A block of data:
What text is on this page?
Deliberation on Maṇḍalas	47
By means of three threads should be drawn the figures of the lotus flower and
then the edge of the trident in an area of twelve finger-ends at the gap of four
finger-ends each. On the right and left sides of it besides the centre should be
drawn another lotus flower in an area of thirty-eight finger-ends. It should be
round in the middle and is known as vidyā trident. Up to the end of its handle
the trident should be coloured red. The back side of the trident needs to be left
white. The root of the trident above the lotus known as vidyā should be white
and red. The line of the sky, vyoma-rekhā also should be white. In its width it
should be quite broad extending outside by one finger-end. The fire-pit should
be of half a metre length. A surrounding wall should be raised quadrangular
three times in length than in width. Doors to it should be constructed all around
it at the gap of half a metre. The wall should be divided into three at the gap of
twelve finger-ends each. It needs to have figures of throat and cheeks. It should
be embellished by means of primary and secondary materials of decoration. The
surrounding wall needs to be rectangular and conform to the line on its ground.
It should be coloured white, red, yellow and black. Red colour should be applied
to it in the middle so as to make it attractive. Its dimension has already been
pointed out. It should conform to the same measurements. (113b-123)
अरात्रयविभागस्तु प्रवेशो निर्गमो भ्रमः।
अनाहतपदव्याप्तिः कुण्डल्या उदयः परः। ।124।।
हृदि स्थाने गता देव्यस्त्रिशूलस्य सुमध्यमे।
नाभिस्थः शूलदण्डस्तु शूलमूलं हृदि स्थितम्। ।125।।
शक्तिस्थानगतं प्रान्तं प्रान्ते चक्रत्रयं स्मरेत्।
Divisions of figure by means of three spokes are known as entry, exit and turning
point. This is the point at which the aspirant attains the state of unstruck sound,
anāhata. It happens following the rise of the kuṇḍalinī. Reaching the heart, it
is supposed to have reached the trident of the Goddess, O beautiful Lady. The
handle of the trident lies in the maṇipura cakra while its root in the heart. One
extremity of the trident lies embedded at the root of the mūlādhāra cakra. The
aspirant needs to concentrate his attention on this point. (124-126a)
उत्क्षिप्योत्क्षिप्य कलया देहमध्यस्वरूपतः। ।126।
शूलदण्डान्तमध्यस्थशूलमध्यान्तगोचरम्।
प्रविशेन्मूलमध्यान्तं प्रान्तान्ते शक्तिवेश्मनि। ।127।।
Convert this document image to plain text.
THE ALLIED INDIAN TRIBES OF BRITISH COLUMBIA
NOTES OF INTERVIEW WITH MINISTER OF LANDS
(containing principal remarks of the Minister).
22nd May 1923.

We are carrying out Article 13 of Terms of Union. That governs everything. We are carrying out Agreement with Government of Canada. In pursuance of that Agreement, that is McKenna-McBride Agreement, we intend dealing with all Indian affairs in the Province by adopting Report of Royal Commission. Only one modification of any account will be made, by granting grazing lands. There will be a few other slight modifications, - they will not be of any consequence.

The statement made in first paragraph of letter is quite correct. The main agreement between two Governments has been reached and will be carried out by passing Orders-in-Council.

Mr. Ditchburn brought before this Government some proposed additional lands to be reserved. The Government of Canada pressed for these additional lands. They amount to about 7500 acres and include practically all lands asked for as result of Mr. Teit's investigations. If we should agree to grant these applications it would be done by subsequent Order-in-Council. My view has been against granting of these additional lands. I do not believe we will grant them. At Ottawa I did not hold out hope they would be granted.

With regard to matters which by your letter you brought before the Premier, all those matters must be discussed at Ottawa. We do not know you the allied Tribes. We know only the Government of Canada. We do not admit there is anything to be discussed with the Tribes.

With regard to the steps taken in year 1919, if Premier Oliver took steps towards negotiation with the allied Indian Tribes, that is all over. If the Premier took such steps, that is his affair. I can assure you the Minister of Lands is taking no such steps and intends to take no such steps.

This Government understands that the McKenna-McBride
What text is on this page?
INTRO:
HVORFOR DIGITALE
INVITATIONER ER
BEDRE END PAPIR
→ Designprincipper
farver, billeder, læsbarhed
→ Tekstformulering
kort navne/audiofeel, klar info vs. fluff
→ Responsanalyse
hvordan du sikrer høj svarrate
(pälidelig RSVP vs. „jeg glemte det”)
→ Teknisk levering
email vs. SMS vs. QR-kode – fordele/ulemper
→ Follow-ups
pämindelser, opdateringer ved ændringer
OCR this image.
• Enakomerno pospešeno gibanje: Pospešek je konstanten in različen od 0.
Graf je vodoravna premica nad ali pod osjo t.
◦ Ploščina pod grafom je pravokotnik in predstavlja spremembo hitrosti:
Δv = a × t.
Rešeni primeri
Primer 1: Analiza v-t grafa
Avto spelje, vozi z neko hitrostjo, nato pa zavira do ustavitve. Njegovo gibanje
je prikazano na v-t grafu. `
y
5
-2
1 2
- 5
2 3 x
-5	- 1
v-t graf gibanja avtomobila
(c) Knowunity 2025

• _AIM_: Give an exact copy of all the data shown above.

• _OUTPUT OF THE EXERCISE_:
What text is on this page?
Deliberation on Maṇḍalas	47
By means of three threads should be drawn the figures of the lotus flower and
then the edge of the trident in an area of twelve finger-ends at the gap of four
finger-ends each. On the right and left sides of it besides the centre should be
drawn another lotus flower in an area of thirty-eight finger-ends. It should be
round in the middle and is known as vidyā trident. Up to the end of its handle
the trident should be coloured red. The back side of the trident needs to be left
white. The root of the trident above the lotus known as vidyā should be white
and red. The line of the sky, vyoma-rekhā also should be white. In its width it
should be quite broad extending outside by one finger-end. The fire-pit should
be of half a metre length. A surrounding wall should be raised quadrangular
three times in length than in width. Doors to it should be constructed all around
it at the gap of half a metre. The wall should be divided into three at the gap of
twelve finger-ends each. It needs to have figures of throat and cheeks. It should
be embellished by means of primary and secondary materials of decoration. The
surrounding wall needs to be rectangular and conform to the line on its ground.
It should be coloured white, red, yellow and black. Red colour should be applied
to it in the middle so as to make it attractive. Its dimension has already been
pointed out. It should conform to the same measurements. (113b-123)
अरात्रयविभागस्तु प्रवेशो निर्गमो भ्रमः।
अनाहतपदव्याप्तिः कुण्डल्या उदयः परः। ।124।।
हृदि स्थाने गता देव्यस्त्रिशूलस्य सुमध्यमे।
नाभिस्थः शूलदण्डस्तु शूलमूलं हृदि स्थितम्। ।125।।
शक्तिस्थानगतं प्रान्तं प्रान्ते चक्रत्रयं स्मरेत्।
Divisions of figure by means of three spokes are known as entry, exit and turning
point. This is the point at which the aspirant attains the state of unstruck sound,
anāhata. It happens following the rise of the kuṇḍalinī. Reaching the heart, it
is supposed to have reached the trident of the Goddess, O beautiful Lady. The
handle of the trident lies in the maṇipura cakra while its root in the heart. One
extremity of the trident lies embedded at the root of the mūlādhāra cakra. The
aspirant needs to concentrate his attention on this point. (124-126a)
उत्क्षिप्योत्क्षिप्य कलया देहमध्यस्वरूपतः। ।126।
शूलदण्डान्तमध्यस्थशूलमध्यान्तगोचरम्।
प्रविशेन्मूलमध्यान्तं प्रान्तान्ते शक्तिवेश्मनि। ।127।।
Convert this document image to plain text.
THE ALLIED INDIAN TRIBES OF BRITISH COLUMBIA
NOTES OF INTERVIEW WITH MINISTER OF LANDS
(containing principal remarks of the Minister).
22nd May 1923.

We are carrying out Article 13 of Terms of Union. That governs everything. We are carrying out Agreement with Government of Canada. In pursuance of that Agreement, that is McKenna-McBride Agreement, we intend dealing with all Indian affairs in the Province by adopting Report of Royal Commission. Only one modification of any account will be made, by granting grazing lands. There will be a few other slight modifications, - they will not be of any consequence.

The statement made in first paragraph of letter is quite correct. The main agreement between two Governments has been reached and will be carried out by passing Orders-in-Council.

Mr. Ditchburn brought before this Government some proposed additional lands to be reserved. The Government of Canada pressed for these additional lands. They amount to about 7500 acres and include practically all lands asked for as result of Mr. Teit's investigations. If we should agree to grant these applications it would be done by subsequent Order-in-Council. My view has been against granting of these additional lands. I do not believe we will grant them. At Ottawa I did not hold out hope they would be granted.

With regard to matters which by your letter you brought before the Premier, all those matters must be discussed at Ottawa. We do not know you the allied Tribes. We know only the Government of Canada. We do not admit there is anything to be discussed with the Tribes.

With regard to the steps taken in year 1919, if Premier Oliver took steps towards negotiation with the allied Indian Tribes, that is all over. If the Premier took such steps, that is his affair. I can assure you the Minister of Lands is taking no such steps and intends to take no such steps.

This Government understands that the McKenna-McBride
What text is on this page?
INTRO:
HVORFOR DIGITALE
INVITATIONER ER
BEDRE END PAPIR
→ Designprincipper
farver, billeder, læsbarhed
→ Tekstformulering
kort navne/audiofeel, klar info vs. fluff
→ Responsanalyse
hvordan du sikrer høj svarrate
(pälidelig RSVP vs. „jeg glemte det”)
→ Teknisk levering
email vs. SMS vs. QR-kode – fordele/ulemper
→ Follow-ups
pämindelser, opdateringer ved ændringer
OCR this image.
• Enakomerno pospešeno gibanje: Pospešek je konstanten in različen od 0.
Graf je vodoravna premica nad ali pod osjo t.
◦ Ploščina pod grafom je pravokotnik in predstavlja spremembo hitrosti:
Δv = a × t.
Rešeni primeri
Primer 1: Analiza v-t grafa
Avto spelje, vozi z neko hitrostjo, nato pa zavira do ustavitve. Njegovo gibanje
je prikazano na v-t grafu. `
y
5
-2
1 2
- 5
2 3 x
-5	- 1
v-t graf gibanja avtomobila
(c) Knowunity 2025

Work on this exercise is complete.